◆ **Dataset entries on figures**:

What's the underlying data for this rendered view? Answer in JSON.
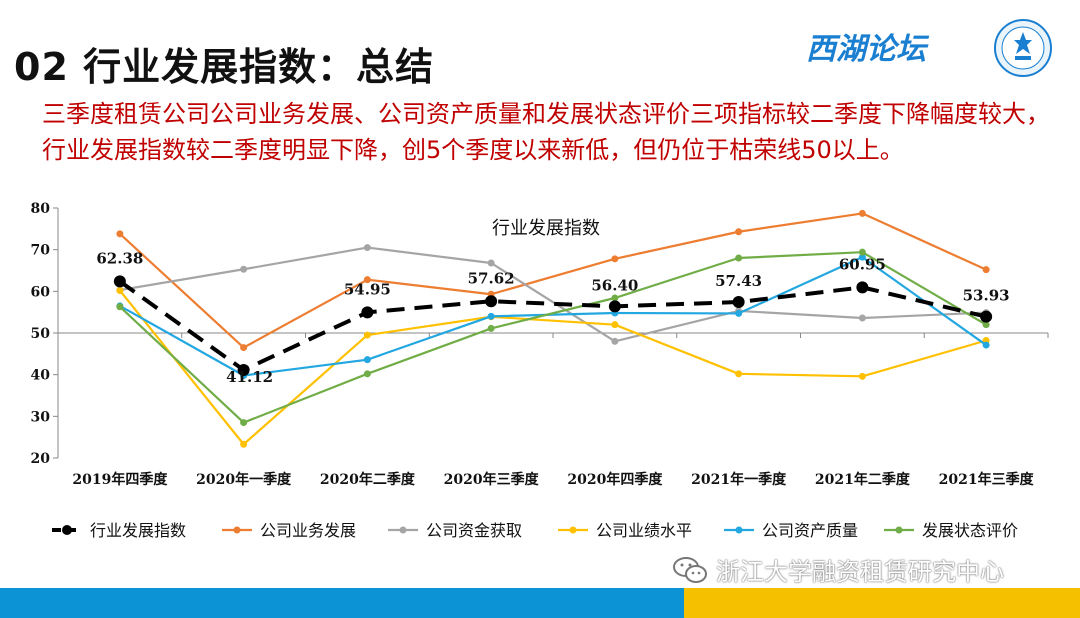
{
  "header": {
    "title": "02 行业发展指数：总结",
    "brand": "西湖论坛",
    "summary": "三季度租赁公司公司业务发展、公司资产质量和发展状态评价三项指标较二季度下降幅度较大，行业发展指数较二季度明显下降，创5个季度以来新低，但仍位于枯荣线50以上。"
  },
  "footer": {
    "watermark": "浙江大学融资租赁研究中心",
    "colors": {
      "blue": "#0b93d6",
      "yellow": "#f5c000"
    }
  },
  "chart_data": {
    "type": "line",
    "title": "行业发展指数",
    "xlabel": "",
    "ylabel": "",
    "ylim": [
      20,
      80
    ],
    "yticks": [
      20,
      30,
      40,
      50,
      60,
      70,
      80
    ],
    "baseline": 50,
    "legend_position": "bottom",
    "categories": [
      "2019年四季度",
      "2020年一季度",
      "2020年二季度",
      "2020年三季度",
      "2020年四季度",
      "2021年一季度",
      "2021年二季度",
      "2021年三季度"
    ],
    "series": [
      {
        "name": "行业发展指数",
        "color": "#000000",
        "dashed": true,
        "values": [
          62.38,
          41.12,
          54.95,
          57.62,
          56.4,
          57.43,
          60.95,
          53.93
        ],
        "labels": [
          "62.38",
          "41.12",
          "54.95",
          "57.62",
          "56.40",
          "57.43",
          "60.95",
          "53.93"
        ]
      },
      {
        "name": "公司业务发展",
        "color": "#ed7d31",
        "values": [
          73.8,
          46.5,
          62.8,
          59.3,
          67.8,
          74.3,
          78.7,
          65.2
        ]
      },
      {
        "name": "公司资金获取",
        "color": "#a5a5a5",
        "values": [
          60.3,
          65.3,
          70.5,
          66.8,
          48.0,
          55.3,
          53.6,
          54.9
        ]
      },
      {
        "name": "公司业绩水平",
        "color": "#ffc000",
        "values": [
          60.2,
          23.3,
          49.5,
          53.9,
          52.0,
          40.2,
          39.6,
          48.2
        ]
      },
      {
        "name": "公司资产质量",
        "color": "#22a7e0",
        "values": [
          56.5,
          39.8,
          43.6,
          54.0,
          54.8,
          54.7,
          68.2,
          47.1
        ]
      },
      {
        "name": "发展状态评价",
        "color": "#70ad47",
        "values": [
          56.3,
          28.5,
          40.2,
          51.1,
          58.4,
          68.0,
          69.4,
          52.0
        ]
      }
    ]
  }
}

◆ **Goal**:
Omit every image. Quote each record exactly.

◆ **Worked answer**:
What's the underlying data for this rendered view? Answer in JSON.
{
  "header": {
    "title": "02 行业发展指数：总结",
    "brand": "西湖论坛",
    "summary": "三季度租赁公司公司业务发展、公司资产质量和发展状态评价三项指标较二季度下降幅度较大，行业发展指数较二季度明显下降，创5个季度以来新低，但仍位于枯荣线50以上。"
  },
  "footer": {
    "watermark": "浙江大学融资租赁研究中心",
    "colors": {
      "blue": "#0b93d6",
      "yellow": "#f5c000"
    }
  },
  "chart_data": {
    "type": "line",
    "title": "行业发展指数",
    "xlabel": "",
    "ylabel": "",
    "ylim": [
      20,
      80
    ],
    "yticks": [
      20,
      30,
      40,
      50,
      60,
      70,
      80
    ],
    "baseline": 50,
    "legend_position": "bottom",
    "categories": [
      "2019年四季度",
      "2020年一季度",
      "2020年二季度",
      "2020年三季度",
      "2020年四季度",
      "2021年一季度",
      "2021年二季度",
      "2021年三季度"
    ],
    "series": [
      {
        "name": "行业发展指数",
        "color": "#000000",
        "dashed": true,
        "values": [
          62.38,
          41.12,
          54.95,
          57.62,
          56.4,
          57.43,
          60.95,
          53.93
        ],
        "labels": [
          "62.38",
          "41.12",
          "54.95",
          "57.62",
          "56.40",
          "57.43",
          "60.95",
          "53.93"
        ]
      },
      {
        "name": "公司业务发展",
        "color": "#ed7d31",
        "values": [
          73.8,
          46.5,
          62.8,
          59.3,
          67.8,
          74.3,
          78.7,
          65.2
        ]
      },
      {
        "name": "公司资金获取",
        "color": "#a5a5a5",
        "values": [
          60.3,
          65.3,
          70.5,
          66.8,
          48.0,
          55.3,
          53.6,
          54.9
        ]
      },
      {
        "name": "公司业绩水平",
        "color": "#ffc000",
        "values": [
          60.2,
          23.3,
          49.5,
          53.9,
          52.0,
          40.2,
          39.6,
          48.2
        ]
      },
      {
        "name": "公司资产质量",
        "color": "#22a7e0",
        "values": [
          56.5,
          39.8,
          43.6,
          54.0,
          54.8,
          54.7,
          68.2,
          47.1
        ]
      },
      {
        "name": "发展状态评价",
        "color": "#70ad47",
        "values": [
          56.3,
          28.5,
          40.2,
          51.1,
          58.4,
          68.0,
          69.4,
          52.0
        ]
      }
    ]
  }
}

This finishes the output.